[Entries from a visual dataset]
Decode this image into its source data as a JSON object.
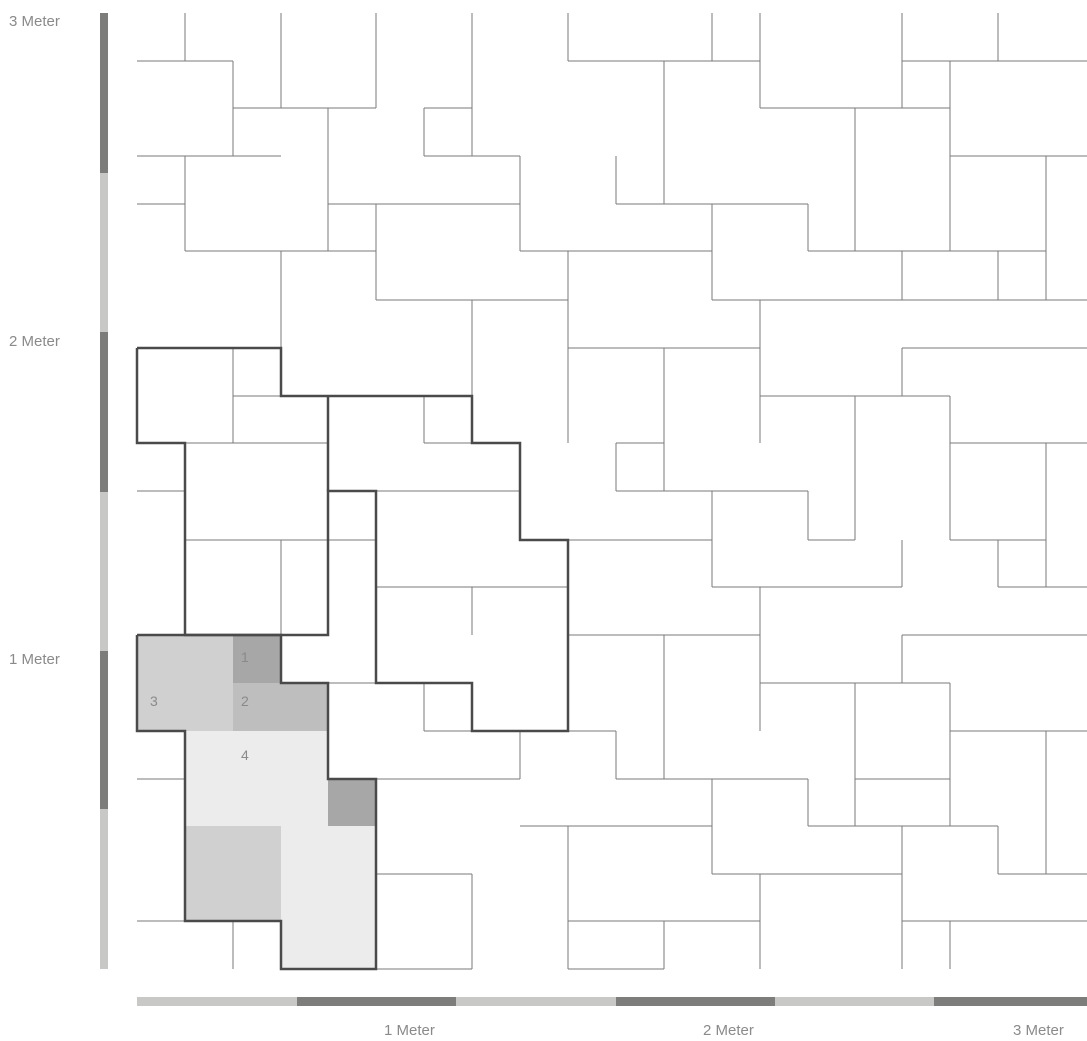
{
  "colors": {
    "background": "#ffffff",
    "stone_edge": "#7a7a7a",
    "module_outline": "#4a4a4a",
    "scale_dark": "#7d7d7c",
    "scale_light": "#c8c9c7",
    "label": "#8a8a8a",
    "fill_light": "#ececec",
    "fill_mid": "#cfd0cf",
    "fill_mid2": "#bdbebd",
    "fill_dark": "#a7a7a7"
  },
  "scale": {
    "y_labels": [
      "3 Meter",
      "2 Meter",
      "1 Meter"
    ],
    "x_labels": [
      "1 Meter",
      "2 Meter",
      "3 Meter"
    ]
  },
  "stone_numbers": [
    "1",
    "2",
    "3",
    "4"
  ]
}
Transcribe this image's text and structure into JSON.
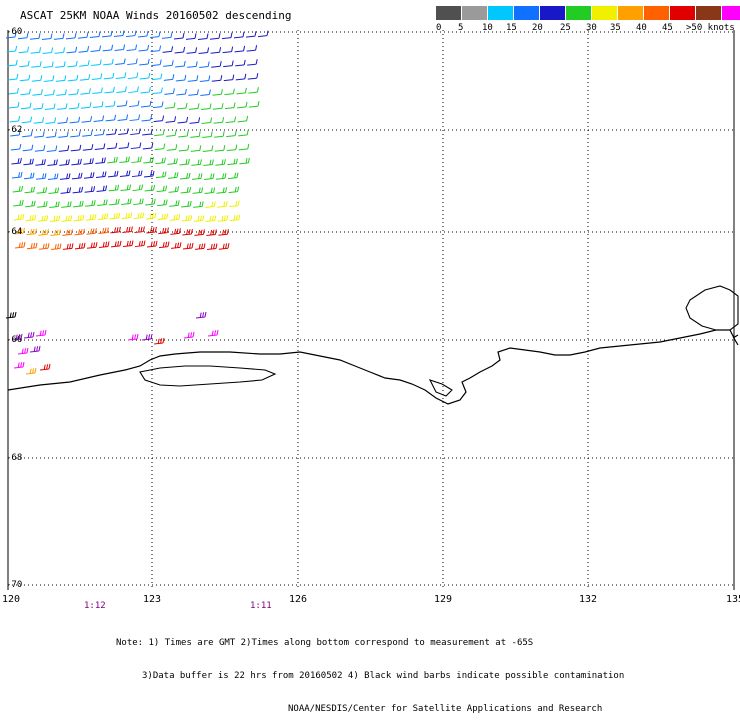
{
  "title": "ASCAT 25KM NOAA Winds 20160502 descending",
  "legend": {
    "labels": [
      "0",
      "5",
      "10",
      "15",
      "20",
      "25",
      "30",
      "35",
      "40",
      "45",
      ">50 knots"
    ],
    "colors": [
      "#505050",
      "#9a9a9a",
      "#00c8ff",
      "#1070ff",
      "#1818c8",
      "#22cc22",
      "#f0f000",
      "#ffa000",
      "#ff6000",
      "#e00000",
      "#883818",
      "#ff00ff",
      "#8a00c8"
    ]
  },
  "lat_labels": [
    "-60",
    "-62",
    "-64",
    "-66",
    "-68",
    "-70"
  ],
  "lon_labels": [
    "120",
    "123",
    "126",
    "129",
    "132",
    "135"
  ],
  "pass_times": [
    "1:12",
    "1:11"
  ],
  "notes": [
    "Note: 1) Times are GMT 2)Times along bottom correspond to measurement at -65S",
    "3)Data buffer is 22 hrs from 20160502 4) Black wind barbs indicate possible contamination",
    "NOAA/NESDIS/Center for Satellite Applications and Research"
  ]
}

### Problem to solve
Which lines of the material contain the string "image"? List each of them.

### Output
Decode this image into its source data as a JSON object.
Transcribe this image's text and structure into JSON.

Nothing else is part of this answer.